Copy each line holding the string "Land".

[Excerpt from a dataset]
· · · · · · ·

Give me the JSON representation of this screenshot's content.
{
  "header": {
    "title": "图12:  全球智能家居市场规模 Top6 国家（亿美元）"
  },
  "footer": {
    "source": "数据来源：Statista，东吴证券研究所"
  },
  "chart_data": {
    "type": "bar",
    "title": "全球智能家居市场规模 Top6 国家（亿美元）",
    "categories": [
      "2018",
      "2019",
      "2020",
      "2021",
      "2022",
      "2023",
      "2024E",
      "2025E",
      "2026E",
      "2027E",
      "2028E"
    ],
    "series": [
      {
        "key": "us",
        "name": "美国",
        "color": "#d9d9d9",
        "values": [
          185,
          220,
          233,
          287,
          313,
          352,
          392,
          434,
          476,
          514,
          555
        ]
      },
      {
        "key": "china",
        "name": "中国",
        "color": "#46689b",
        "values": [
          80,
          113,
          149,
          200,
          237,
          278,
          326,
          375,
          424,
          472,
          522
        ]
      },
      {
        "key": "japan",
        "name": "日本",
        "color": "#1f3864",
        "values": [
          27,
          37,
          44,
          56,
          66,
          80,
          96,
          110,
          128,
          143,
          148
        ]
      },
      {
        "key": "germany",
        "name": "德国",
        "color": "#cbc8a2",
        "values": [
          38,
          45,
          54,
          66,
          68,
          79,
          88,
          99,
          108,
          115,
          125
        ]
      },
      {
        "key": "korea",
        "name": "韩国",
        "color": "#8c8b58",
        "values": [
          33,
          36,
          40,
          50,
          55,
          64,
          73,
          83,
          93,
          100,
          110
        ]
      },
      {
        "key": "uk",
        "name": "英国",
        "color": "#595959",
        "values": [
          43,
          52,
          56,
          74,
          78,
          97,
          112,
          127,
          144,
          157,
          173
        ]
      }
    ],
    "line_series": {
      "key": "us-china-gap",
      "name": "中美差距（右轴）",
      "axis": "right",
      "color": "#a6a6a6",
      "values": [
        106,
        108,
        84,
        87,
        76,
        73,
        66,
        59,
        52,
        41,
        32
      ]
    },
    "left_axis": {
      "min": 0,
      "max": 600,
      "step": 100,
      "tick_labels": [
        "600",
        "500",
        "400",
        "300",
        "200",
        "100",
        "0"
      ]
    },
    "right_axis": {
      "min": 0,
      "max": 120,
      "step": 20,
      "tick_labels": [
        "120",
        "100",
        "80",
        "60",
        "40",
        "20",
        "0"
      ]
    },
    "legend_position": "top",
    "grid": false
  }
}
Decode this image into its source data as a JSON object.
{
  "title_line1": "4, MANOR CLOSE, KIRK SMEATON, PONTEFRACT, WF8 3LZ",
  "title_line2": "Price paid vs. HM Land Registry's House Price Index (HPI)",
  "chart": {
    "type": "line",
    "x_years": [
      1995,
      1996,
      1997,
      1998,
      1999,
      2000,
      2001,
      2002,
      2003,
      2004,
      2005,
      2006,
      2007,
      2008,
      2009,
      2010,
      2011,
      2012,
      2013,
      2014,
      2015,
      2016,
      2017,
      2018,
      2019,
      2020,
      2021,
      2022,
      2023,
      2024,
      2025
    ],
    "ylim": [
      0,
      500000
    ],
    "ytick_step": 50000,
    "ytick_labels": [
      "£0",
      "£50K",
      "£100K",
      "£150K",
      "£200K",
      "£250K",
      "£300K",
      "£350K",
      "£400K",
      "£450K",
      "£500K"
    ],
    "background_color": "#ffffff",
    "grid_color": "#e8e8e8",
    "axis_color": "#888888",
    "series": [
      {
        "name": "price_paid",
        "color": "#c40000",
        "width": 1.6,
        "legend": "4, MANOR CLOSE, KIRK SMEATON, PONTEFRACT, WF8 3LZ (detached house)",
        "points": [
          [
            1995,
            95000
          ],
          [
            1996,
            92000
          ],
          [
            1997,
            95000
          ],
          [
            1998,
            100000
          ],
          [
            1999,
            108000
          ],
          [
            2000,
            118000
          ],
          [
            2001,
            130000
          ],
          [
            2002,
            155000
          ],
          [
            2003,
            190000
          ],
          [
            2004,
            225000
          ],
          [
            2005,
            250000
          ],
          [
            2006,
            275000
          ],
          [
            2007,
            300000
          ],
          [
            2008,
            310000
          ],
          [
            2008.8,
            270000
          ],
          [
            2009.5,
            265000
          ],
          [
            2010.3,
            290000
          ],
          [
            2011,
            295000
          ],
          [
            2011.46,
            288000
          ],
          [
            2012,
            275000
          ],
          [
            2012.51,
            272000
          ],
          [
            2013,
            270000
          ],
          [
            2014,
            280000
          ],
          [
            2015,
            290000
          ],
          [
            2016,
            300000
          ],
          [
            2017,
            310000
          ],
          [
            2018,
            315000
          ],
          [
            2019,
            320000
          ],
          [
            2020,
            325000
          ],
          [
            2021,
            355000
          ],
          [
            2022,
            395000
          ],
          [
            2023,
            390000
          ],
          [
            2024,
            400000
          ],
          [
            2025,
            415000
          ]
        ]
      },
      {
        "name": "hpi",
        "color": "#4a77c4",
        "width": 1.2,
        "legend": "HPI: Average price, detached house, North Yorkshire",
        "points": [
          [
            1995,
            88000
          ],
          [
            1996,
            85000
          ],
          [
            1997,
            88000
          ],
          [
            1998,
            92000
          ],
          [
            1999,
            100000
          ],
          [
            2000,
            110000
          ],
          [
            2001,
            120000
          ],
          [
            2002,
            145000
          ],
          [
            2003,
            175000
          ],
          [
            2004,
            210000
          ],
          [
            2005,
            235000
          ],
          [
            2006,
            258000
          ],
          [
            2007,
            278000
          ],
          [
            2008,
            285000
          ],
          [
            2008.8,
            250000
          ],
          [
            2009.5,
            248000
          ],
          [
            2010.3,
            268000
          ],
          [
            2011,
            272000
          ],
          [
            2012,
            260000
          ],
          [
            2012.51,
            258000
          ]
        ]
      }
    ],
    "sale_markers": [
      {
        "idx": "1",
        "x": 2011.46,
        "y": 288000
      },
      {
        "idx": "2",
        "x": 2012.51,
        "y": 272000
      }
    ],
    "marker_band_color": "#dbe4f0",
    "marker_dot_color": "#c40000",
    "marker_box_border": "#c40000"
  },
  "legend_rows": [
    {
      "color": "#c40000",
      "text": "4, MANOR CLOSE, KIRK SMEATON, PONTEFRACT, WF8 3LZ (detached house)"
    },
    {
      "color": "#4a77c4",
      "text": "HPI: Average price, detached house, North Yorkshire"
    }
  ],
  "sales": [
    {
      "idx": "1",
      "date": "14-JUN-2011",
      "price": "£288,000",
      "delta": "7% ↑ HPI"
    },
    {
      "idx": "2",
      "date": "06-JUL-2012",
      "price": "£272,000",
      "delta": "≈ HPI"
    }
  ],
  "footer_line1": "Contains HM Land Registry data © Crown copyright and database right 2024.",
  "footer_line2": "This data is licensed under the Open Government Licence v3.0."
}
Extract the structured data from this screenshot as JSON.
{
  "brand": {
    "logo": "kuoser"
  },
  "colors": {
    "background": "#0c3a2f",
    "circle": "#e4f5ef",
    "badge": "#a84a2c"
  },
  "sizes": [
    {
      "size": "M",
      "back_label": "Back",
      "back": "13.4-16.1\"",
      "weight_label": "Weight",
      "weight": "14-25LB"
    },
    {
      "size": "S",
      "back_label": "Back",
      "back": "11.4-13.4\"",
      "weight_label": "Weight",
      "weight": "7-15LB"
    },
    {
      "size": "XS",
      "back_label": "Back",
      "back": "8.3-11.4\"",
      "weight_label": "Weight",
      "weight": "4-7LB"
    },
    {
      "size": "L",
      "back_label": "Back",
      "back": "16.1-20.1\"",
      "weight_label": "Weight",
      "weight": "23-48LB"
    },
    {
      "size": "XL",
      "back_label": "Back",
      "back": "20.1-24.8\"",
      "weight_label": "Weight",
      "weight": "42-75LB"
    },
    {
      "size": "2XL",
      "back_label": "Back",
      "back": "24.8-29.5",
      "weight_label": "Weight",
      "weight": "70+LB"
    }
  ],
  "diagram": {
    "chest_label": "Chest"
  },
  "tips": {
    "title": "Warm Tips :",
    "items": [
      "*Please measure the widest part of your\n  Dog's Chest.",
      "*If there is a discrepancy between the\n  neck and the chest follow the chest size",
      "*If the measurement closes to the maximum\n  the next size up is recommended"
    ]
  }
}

· · · · · · ·

Exercise answer:
  "title_line2": "Price paid vs. HM Land Registry's House Price Index (HPI)",
  "footer_line1": "Contains HM Land Registry data © Crown copyright and database right 2024.",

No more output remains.